(Stored items from a collection)
▶

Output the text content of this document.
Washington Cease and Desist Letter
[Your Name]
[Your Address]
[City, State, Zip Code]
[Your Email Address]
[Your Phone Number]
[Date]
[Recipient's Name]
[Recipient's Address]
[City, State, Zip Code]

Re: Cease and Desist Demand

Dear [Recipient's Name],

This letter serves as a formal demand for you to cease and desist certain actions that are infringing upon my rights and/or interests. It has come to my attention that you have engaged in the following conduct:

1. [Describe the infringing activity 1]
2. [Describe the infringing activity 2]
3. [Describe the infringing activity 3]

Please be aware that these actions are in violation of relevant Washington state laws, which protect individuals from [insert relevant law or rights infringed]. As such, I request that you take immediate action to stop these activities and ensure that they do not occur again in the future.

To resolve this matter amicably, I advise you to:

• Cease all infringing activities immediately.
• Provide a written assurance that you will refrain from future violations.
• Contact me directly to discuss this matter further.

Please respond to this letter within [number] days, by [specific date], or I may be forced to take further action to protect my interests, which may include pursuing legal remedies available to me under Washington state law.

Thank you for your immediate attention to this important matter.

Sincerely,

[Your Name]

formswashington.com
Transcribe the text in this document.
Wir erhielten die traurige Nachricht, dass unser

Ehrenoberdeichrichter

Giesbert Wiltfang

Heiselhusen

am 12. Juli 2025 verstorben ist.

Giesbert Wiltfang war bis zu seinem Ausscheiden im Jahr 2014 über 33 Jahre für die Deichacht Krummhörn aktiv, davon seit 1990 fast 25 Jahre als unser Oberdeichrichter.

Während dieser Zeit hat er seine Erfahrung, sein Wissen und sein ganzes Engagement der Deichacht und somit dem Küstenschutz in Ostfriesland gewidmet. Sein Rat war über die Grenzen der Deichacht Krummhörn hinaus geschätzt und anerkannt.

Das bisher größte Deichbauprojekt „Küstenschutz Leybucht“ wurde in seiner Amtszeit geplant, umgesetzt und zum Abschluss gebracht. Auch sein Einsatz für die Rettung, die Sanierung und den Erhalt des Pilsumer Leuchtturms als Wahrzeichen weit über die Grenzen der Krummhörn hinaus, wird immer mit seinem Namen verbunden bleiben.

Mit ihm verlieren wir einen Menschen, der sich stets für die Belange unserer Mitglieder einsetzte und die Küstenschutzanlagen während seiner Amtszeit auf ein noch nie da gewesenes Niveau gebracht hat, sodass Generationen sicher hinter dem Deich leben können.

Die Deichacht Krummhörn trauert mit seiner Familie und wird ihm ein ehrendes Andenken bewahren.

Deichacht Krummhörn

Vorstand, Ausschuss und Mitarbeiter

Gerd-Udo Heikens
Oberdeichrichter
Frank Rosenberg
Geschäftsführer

◀

Instructions to follow = Your task is to quote the listing above word for word.

Solution for this task =
Output the text content of this document.
Washington Cease and Desist Letter
[Your Name]
[Your Address]
[City, State, Zip Code]
[Your Email Address]
[Your Phone Number]
[Date]
[Recipient's Name]
[Recipient's Address]
[City, State, Zip Code]

Re: Cease and Desist Demand

Dear [Recipient's Name],

This letter serves as a formal demand for you to cease and desist certain actions that are infringing upon my rights and/or interests. It has come to my attention that you have engaged in the following conduct:

1. [Describe the infringing activity 1]
2. [Describe the infringing activity 2]
3. [Describe the infringing activity 3]

Please be aware that these actions are in violation of relevant Washington state laws, which protect individuals from [insert relevant law or rights infringed]. As such, I request that you take immediate action to stop these activities and ensure that they do not occur again in the future.

To resolve this matter amicably, I advise you to:

• Cease all infringing activities immediately.
• Provide a written assurance that you will refrain from future violations.
• Contact me directly to discuss this matter further.

Please respond to this letter within [number] days, by [specific date], or I may be forced to take further action to protect my interests, which may include pursuing legal remedies available to me under Washington state law.

Thank you for your immediate attention to this important matter.

Sincerely,

[Your Name]

formswashington.com
Transcribe the text in this document.
Wir erhielten die traurige Nachricht, dass unser

Ehrenoberdeichrichter

Giesbert Wiltfang

Heiselhusen

am 12. Juli 2025 verstorben ist.

Giesbert Wiltfang war bis zu seinem Ausscheiden im Jahr 2014 über 33 Jahre für die Deichacht Krummhörn aktiv, davon seit 1990 fast 25 Jahre als unser Oberdeichrichter.

Während dieser Zeit hat er seine Erfahrung, sein Wissen und sein ganzes Engagement der Deichacht und somit dem Küstenschutz in Ostfriesland gewidmet. Sein Rat war über die Grenzen der Deichacht Krummhörn hinaus geschätzt und anerkannt.

Das bisher größte Deichbauprojekt „Küstenschutz Leybucht“ wurde in seiner Amtszeit geplant, umgesetzt und zum Abschluss gebracht. Auch sein Einsatz für die Rettung, die Sanierung und den Erhalt des Pilsumer Leuchtturms als Wahrzeichen weit über die Grenzen der Krummhörn hinaus, wird immer mit seinem Namen verbunden bleiben.

Mit ihm verlieren wir einen Menschen, der sich stets für die Belange unserer Mitglieder einsetzte und die Küstenschutzanlagen während seiner Amtszeit auf ein noch nie da gewesenes Niveau gebracht hat, sodass Generationen sicher hinter dem Deich leben können.

Die Deichacht Krummhörn trauert mit seiner Familie und wird ihm ein ehrendes Andenken bewahren.

Deichacht Krummhörn

Vorstand, Ausschuss und Mitarbeiter

Gerd-Udo Heikens
Oberdeichrichter
Frank Rosenberg
Geschäftsführer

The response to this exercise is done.